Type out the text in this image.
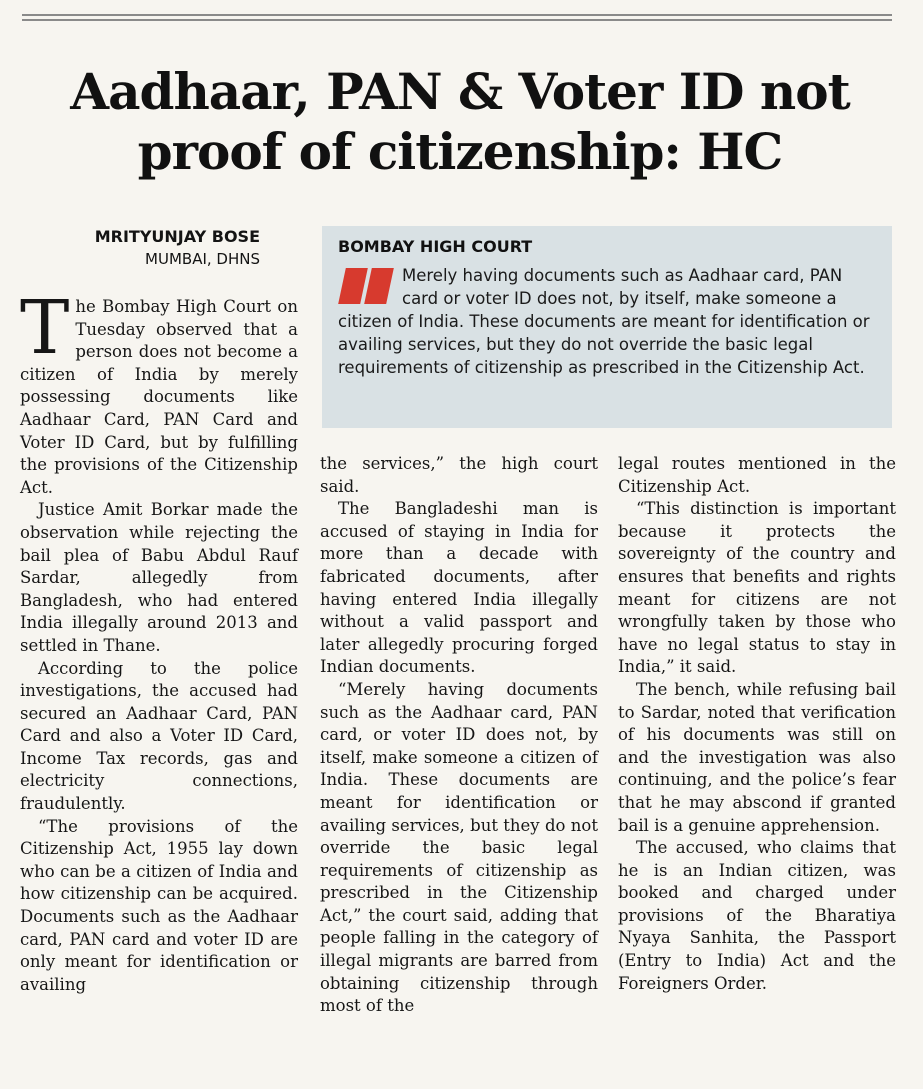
Aadhaar, PAN & Voter ID not
proof of citizenship: HC
MRITYUNJAY BOSE
MUMBAI, DHNS
BOMBAY HIGH COURT
Merely having documents such as Aadhaar card, PAN card or voter ID does not, by itself, make someone a citizen of India. These documents are meant for identification or availing services, but they do not override the basic legal requirements of citizenship as prescribed in the Citizenship Act.

The Bombay High Court on Tuesday observed that a person does not become a citizen of India by merely possessing documents like Aadhaar Card, PAN Card and Voter ID Card, but by fulfilling the provisions of the Citizenship Act.

Justice Amit Borkar made the observation while rejecting the bail plea of Babu Abdul Rauf Sardar, allegedly from Bangladesh, who had entered India illegally around 2013 and settled in Thane.

According to the police investigations, the accused had secured an Aadhaar Card, PAN Card and also a Voter ID Card, Income Tax records, gas and electricity connections, fraudulently.

“The provisions of the Citizenship Act, 1955 lay down who can be a citizen of India and how citizenship can be acquired. Documents such as the Aadhaar card, PAN card and voter ID are only meant for identification or availing

the services,” the high court said.

The Bangladeshi man is accused of staying in India for more than a decade with fabricated documents, after having entered India illegally without a valid passport and later allegedly procuring forged Indian documents.

“Merely having documents such as the Aadhaar card, PAN card, or voter ID does not, by itself, make someone a citizen of India. These documents are meant for identification or availing services, but they do not override the basic legal requirements of citizenship as prescribed in the Citizenship Act,” the court said, adding that people falling in the category of illegal migrants are barred from obtaining citizenship through most of the

legal routes mentioned in the Citizenship Act.

“This distinction is important because it protects the sovereignty of the country and ensures that benefits and rights meant for citizens are not wrongfully taken by those who have no legal status to stay in India,” it said.

The bench, while refusing bail to Sardar, noted that verification of his documents was still on and the investigation was also continuing, and the police’s fear that he may abscond if granted bail is a genuine apprehension.

The accused, who claims that he is an Indian citizen, was booked and charged under provisions of the Bharatiya Nyaya Sanhita, the Passport (Entry to India) Act and the Foreigners Order.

> _Directions_:
Reproduce all of the material above word for word. Omit the pictures.

> _Reply to the exercise_:
Type out the text in this image.
Aadhaar, PAN & Voter ID not
proof of citizenship: HC
MRITYUNJAY BOSE
MUMBAI, DHNS
BOMBAY HIGH COURT
Merely having documents such as Aadhaar card, PAN card or voter ID does not, by itself, make someone a citizen of India. These documents are meant for identification or availing services, but they do not override the basic legal requirements of citizenship as prescribed in the Citizenship Act.

The Bombay High Court on Tuesday observed that a person does not become a citizen of India by merely possessing documents like Aadhaar Card, PAN Card and Voter ID Card, but by fulfilling the provisions of the Citizenship Act.

Justice Amit Borkar made the observation while rejecting the bail plea of Babu Abdul Rauf Sardar, allegedly from Bangladesh, who had entered India illegally around 2013 and settled in Thane.

According to the police investigations, the accused had secured an Aadhaar Card, PAN Card and also a Voter ID Card, Income Tax records, gas and electricity connections, fraudulently.

“The provisions of the Citizenship Act, 1955 lay down who can be a citizen of India and how citizenship can be acquired. Documents such as the Aadhaar card, PAN card and voter ID are only meant for identification or availing

the services,” the high court said.

The Bangladeshi man is accused of staying in India for more than a decade with fabricated documents, after having entered India illegally without a valid passport and later allegedly procuring forged Indian documents.

“Merely having documents such as the Aadhaar card, PAN card, or voter ID does not, by itself, make someone a citizen of India. These documents are meant for identification or availing services, but they do not override the basic legal requirements of citizenship as prescribed in the Citizenship Act,” the court said, adding that people falling in the category of illegal migrants are barred from obtaining citizenship through most of the

legal routes mentioned in the Citizenship Act.

“This distinction is important because it protects the sovereignty of the country and ensures that benefits and rights meant for citizens are not wrongfully taken by those who have no legal status to stay in India,” it said.

The bench, while refusing bail to Sardar, noted that verification of his documents was still on and the investigation was also continuing, and the police’s fear that he may abscond if granted bail is a genuine apprehension.

The accused, who claims that he is an Indian citizen, was booked and charged under provisions of the Bharatiya Nyaya Sanhita, the Passport (Entry to India) Act and the Foreigners Order.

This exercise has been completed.